# Start of Information given

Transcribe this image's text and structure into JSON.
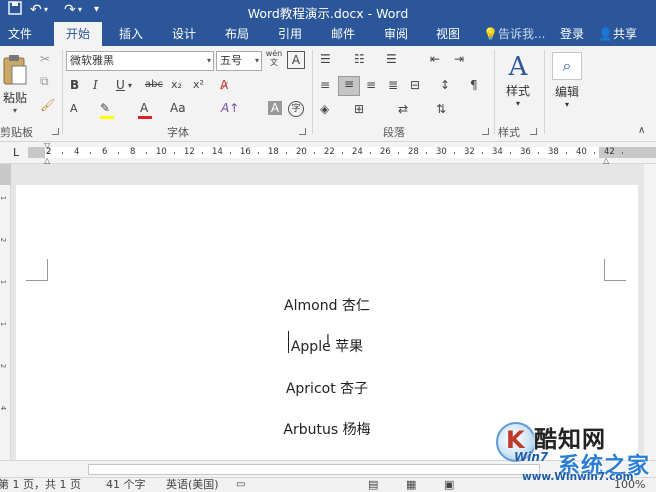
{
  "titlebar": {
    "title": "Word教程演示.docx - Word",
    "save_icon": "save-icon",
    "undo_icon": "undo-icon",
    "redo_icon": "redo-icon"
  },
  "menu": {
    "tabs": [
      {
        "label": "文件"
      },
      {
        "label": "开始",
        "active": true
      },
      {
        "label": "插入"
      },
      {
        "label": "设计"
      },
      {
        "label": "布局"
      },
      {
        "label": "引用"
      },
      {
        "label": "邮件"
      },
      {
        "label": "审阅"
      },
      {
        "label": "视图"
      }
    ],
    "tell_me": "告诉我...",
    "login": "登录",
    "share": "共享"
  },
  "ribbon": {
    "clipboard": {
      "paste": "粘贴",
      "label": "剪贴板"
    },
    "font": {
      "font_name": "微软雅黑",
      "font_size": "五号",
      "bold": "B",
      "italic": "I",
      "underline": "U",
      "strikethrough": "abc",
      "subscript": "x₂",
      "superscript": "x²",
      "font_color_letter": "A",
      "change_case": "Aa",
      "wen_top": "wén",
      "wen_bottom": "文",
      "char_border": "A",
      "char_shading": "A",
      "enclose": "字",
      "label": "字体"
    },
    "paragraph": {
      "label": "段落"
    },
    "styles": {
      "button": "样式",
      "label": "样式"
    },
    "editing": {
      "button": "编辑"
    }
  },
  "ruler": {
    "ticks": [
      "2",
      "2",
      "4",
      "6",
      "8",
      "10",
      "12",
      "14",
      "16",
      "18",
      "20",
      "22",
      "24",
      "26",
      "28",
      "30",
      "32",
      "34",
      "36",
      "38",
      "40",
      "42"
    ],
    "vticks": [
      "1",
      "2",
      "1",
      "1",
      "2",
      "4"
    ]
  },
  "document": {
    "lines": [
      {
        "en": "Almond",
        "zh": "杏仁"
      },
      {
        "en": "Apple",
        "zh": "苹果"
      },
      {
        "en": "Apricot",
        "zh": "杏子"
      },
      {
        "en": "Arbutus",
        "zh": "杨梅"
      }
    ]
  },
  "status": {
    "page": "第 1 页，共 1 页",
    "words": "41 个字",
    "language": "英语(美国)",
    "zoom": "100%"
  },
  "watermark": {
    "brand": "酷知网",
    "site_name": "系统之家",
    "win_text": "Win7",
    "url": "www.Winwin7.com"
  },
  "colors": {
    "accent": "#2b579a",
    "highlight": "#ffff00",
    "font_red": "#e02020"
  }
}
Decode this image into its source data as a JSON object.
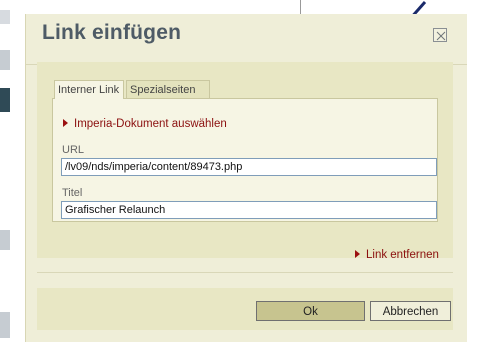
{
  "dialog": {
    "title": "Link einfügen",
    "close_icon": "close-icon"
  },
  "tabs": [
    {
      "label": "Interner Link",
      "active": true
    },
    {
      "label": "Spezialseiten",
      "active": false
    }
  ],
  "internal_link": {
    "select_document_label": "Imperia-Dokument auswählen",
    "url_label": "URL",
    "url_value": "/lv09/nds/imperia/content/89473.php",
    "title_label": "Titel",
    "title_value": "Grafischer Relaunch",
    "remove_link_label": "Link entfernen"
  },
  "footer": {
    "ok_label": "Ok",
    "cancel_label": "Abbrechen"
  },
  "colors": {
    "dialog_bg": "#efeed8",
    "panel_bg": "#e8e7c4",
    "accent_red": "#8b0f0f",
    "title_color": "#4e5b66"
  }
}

# End of Information given

▶ _Task to complete_:
Return the material exactly as given, apart from the pictures.

▶ _In response_:
Transcribe this image's text and structure into JSON.
{
  "titlebar": {
    "title": "Word教程演示.docx - Word",
    "save_icon": "save-icon",
    "undo_icon": "undo-icon",
    "redo_icon": "redo-icon"
  },
  "menu": {
    "tabs": [
      {
        "label": "文件"
      },
      {
        "label": "开始",
        "active": true
      },
      {
        "label": "插入"
      },
      {
        "label": "设计"
      },
      {
        "label": "布局"
      },
      {
        "label": "引用"
      },
      {
        "label": "邮件"
      },
      {
        "label": "审阅"
      },
      {
        "label": "视图"
      }
    ],
    "tell_me": "告诉我...",
    "login": "登录",
    "share": "共享"
  },
  "ribbon": {
    "clipboard": {
      "paste": "粘贴",
      "label": "剪贴板"
    },
    "font": {
      "font_name": "微软雅黑",
      "font_size": "五号",
      "bold": "B",
      "italic": "I",
      "underline": "U",
      "strikethrough": "abc",
      "subscript": "x₂",
      "superscript": "x²",
      "font_color_letter": "A",
      "change_case": "Aa",
      "wen_top": "wén",
      "wen_bottom": "文",
      "char_border": "A",
      "char_shading": "A",
      "enclose": "字",
      "label": "字体"
    },
    "paragraph": {
      "label": "段落"
    },
    "styles": {
      "button": "样式",
      "label": "样式"
    },
    "editing": {
      "button": "编辑"
    }
  },
  "ruler": {
    "ticks": [
      "2",
      "2",
      "4",
      "6",
      "8",
      "10",
      "12",
      "14",
      "16",
      "18",
      "20",
      "22",
      "24",
      "26",
      "28",
      "30",
      "32",
      "34",
      "36",
      "38",
      "40",
      "42"
    ],
    "vticks": [
      "1",
      "2",
      "1",
      "1",
      "2",
      "4"
    ]
  },
  "document": {
    "lines": [
      {
        "en": "Almond",
        "zh": "杏仁"
      },
      {
        "en": "Apple",
        "zh": "苹果"
      },
      {
        "en": "Apricot",
        "zh": "杏子"
      },
      {
        "en": "Arbutus",
        "zh": "杨梅"
      }
    ]
  },
  "status": {
    "page": "第 1 页，共 1 页",
    "words": "41 个字",
    "language": "英语(美国)",
    "zoom": "100%"
  },
  "watermark": {
    "brand": "酷知网",
    "site_name": "系统之家",
    "win_text": "Win7",
    "url": "www.Winwin7.com"
  },
  "colors": {
    "accent": "#2b579a",
    "highlight": "#ffff00",
    "font_red": "#e02020"
  }
}
Decode this image into its source data as a JSON object.
{
  "dialog": {
    "title": "Link einfügen",
    "close_icon": "close-icon"
  },
  "tabs": [
    {
      "label": "Interner Link",
      "active": true
    },
    {
      "label": "Spezialseiten",
      "active": false
    }
  ],
  "internal_link": {
    "select_document_label": "Imperia-Dokument auswählen",
    "url_label": "URL",
    "url_value": "/lv09/nds/imperia/content/89473.php",
    "title_label": "Titel",
    "title_value": "Grafischer Relaunch",
    "remove_link_label": "Link entfernen"
  },
  "footer": {
    "ok_label": "Ok",
    "cancel_label": "Abbrechen"
  },
  "colors": {
    "dialog_bg": "#efeed8",
    "panel_bg": "#e8e7c4",
    "accent_red": "#8b0f0f",
    "title_color": "#4e5b66"
  }
}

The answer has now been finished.